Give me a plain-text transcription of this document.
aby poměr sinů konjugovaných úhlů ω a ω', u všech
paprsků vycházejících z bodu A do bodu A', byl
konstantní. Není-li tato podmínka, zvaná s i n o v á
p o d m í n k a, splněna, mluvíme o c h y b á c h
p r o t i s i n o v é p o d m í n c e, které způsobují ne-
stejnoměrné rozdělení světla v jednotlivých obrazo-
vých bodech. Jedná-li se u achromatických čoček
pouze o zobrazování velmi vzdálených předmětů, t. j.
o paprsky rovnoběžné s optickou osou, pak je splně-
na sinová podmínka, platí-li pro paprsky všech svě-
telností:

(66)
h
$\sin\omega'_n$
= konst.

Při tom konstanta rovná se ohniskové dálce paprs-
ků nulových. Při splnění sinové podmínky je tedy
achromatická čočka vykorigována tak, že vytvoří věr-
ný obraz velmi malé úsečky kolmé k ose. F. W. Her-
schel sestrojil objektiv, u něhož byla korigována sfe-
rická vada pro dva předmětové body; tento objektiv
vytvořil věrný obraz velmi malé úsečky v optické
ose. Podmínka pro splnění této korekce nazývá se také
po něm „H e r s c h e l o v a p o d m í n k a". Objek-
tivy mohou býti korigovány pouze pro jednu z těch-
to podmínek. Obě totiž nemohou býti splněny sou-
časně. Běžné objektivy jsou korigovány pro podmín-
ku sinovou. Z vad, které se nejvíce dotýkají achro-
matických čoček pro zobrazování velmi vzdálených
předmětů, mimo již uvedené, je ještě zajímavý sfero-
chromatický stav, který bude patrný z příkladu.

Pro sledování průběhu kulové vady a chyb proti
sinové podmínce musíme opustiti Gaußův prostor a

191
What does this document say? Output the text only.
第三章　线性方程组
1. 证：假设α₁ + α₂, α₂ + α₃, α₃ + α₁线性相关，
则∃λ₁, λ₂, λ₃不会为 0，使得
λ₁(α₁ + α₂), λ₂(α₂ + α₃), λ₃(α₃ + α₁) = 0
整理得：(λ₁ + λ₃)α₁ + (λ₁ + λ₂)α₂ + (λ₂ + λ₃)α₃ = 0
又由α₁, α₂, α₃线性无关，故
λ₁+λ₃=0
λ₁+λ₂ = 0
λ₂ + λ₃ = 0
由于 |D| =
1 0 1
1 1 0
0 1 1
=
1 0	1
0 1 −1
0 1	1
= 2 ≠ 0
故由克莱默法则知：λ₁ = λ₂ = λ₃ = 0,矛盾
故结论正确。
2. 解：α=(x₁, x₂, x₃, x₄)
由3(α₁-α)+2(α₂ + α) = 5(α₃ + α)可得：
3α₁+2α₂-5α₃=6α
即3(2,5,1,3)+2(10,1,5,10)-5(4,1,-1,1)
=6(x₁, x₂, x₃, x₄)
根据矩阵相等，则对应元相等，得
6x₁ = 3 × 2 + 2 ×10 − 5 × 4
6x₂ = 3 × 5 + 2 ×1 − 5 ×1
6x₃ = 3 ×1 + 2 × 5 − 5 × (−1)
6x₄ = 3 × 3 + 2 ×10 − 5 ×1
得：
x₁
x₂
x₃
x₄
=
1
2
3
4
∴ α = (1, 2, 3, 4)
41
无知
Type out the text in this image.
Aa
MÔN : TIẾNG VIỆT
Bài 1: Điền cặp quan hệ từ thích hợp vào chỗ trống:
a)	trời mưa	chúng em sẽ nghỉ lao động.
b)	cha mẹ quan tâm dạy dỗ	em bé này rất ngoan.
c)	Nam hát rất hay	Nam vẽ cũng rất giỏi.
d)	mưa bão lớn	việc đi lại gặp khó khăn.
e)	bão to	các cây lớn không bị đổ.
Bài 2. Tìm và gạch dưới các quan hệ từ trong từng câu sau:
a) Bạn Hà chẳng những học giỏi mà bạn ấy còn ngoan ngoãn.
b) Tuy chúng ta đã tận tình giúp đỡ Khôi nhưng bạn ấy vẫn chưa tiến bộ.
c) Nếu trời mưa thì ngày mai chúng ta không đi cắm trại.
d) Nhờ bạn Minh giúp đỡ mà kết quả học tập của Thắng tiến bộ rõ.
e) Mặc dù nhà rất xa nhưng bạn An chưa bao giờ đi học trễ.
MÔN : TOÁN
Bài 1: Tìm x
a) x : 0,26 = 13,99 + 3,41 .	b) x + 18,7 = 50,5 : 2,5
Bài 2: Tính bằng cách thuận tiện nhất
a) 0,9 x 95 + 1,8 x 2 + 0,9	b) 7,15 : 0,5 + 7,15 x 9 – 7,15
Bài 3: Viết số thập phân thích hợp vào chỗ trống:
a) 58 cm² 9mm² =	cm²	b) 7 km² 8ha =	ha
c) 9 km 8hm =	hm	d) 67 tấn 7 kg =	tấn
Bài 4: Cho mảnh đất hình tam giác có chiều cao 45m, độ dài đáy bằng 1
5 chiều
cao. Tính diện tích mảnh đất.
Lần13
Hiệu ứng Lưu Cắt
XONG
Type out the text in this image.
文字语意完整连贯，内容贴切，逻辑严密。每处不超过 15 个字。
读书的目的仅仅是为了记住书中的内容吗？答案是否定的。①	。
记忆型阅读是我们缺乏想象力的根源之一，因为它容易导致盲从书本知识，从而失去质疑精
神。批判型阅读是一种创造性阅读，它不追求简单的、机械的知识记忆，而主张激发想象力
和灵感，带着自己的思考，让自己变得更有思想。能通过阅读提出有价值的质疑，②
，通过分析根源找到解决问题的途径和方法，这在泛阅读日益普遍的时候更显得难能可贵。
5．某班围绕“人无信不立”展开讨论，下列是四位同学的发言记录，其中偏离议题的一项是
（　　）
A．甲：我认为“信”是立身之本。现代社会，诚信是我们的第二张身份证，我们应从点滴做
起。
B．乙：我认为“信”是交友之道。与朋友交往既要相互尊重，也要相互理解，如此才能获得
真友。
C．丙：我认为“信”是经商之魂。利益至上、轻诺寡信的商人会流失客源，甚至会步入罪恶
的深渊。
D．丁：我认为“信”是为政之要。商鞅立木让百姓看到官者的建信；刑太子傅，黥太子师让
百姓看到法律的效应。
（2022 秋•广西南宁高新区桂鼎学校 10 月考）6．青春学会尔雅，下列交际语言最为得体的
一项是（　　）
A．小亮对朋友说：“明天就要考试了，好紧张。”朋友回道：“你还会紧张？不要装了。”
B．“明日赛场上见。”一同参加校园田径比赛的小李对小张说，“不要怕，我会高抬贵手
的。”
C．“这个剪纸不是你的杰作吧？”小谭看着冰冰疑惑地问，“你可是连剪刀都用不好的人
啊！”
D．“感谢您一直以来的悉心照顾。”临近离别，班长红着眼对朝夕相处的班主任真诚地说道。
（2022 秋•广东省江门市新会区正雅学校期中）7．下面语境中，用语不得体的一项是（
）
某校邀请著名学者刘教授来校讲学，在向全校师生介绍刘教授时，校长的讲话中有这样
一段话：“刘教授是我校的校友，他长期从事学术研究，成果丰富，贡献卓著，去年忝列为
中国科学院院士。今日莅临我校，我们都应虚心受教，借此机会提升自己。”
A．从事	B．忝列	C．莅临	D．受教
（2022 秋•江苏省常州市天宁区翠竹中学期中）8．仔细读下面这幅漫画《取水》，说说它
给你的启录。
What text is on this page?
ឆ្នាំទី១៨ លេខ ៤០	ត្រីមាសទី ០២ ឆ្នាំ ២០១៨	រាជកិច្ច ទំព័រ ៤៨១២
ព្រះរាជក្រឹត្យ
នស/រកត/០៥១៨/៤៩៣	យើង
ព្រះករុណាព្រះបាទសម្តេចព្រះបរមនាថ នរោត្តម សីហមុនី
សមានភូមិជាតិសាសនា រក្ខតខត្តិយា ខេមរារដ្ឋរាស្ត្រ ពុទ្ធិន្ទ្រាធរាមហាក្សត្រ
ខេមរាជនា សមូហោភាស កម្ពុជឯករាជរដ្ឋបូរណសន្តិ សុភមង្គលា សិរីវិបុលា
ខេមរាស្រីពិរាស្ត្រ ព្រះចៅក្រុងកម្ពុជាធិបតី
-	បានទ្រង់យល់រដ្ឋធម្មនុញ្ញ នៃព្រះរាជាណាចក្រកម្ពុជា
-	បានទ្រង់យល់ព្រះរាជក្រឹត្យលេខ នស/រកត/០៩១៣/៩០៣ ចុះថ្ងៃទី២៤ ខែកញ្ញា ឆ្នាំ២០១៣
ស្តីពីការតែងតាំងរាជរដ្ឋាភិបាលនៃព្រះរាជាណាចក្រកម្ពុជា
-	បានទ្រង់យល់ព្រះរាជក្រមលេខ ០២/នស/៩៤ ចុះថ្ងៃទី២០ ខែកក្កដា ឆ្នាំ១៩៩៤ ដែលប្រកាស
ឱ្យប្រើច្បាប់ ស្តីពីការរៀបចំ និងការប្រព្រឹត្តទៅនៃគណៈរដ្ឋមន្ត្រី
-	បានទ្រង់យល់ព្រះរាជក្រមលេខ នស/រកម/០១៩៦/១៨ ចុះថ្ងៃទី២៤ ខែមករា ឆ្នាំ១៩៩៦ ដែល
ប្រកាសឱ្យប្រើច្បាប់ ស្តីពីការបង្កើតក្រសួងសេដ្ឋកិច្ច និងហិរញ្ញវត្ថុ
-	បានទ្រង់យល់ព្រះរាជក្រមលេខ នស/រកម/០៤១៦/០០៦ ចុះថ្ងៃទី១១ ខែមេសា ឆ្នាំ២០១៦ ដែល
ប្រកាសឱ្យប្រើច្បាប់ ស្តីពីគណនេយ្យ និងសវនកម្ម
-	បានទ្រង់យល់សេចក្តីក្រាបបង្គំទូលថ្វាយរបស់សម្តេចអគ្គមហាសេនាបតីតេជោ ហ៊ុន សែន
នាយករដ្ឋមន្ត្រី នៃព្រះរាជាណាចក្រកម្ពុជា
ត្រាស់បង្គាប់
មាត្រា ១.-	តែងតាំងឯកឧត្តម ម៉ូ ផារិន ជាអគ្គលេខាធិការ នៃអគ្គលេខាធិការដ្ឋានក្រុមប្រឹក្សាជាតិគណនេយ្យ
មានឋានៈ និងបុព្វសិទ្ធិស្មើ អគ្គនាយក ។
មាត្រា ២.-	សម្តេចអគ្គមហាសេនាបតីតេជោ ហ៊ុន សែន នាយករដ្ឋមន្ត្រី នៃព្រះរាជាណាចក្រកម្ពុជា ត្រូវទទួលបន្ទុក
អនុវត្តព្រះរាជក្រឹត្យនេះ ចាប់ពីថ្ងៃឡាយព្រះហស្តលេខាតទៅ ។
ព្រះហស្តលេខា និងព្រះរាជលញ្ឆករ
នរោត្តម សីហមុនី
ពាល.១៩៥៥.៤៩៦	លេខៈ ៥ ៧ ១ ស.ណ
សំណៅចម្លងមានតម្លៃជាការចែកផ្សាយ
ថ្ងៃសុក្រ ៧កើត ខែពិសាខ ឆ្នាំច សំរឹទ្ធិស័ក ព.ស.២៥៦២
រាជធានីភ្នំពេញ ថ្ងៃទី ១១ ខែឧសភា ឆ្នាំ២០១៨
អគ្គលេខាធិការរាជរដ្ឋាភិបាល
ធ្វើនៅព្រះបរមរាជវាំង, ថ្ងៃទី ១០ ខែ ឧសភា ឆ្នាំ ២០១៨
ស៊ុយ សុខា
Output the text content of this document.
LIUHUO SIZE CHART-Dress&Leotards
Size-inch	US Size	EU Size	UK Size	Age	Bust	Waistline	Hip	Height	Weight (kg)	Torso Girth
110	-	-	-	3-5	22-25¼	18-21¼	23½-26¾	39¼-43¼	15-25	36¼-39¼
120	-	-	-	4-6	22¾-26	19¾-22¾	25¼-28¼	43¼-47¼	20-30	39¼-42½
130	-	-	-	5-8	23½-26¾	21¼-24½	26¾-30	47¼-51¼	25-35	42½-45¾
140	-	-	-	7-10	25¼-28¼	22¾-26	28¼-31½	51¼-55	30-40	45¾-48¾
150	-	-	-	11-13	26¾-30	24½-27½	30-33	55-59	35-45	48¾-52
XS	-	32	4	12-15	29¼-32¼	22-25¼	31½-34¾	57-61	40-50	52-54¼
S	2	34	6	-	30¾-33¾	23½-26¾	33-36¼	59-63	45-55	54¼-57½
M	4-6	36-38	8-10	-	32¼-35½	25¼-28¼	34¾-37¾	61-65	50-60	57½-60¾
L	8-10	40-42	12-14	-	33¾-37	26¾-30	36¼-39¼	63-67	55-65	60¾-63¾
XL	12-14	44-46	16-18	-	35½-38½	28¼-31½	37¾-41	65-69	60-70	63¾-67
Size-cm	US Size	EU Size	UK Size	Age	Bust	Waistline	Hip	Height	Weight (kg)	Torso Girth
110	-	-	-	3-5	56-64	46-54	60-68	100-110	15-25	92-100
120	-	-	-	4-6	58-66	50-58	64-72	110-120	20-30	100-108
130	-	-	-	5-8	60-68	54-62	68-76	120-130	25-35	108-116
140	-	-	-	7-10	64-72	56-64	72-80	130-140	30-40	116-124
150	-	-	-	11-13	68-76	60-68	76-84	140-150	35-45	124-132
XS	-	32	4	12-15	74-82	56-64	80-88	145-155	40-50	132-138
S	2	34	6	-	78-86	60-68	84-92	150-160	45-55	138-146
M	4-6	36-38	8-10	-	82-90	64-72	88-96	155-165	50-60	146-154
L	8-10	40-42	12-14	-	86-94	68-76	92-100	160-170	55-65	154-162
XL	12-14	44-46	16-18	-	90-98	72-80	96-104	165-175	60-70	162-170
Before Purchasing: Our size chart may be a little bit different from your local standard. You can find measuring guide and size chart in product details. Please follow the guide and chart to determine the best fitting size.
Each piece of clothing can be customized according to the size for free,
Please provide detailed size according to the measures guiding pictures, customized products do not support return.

━━━━

→ **Task prompt**: Read through the data and copy every line where "korigovány" shows up.

→ **Solution to this exercise**:
tivy mohou býti korigovány pouze pro jednu z těch-
časně. Běžné objektivy jsou korigovány pro podmín-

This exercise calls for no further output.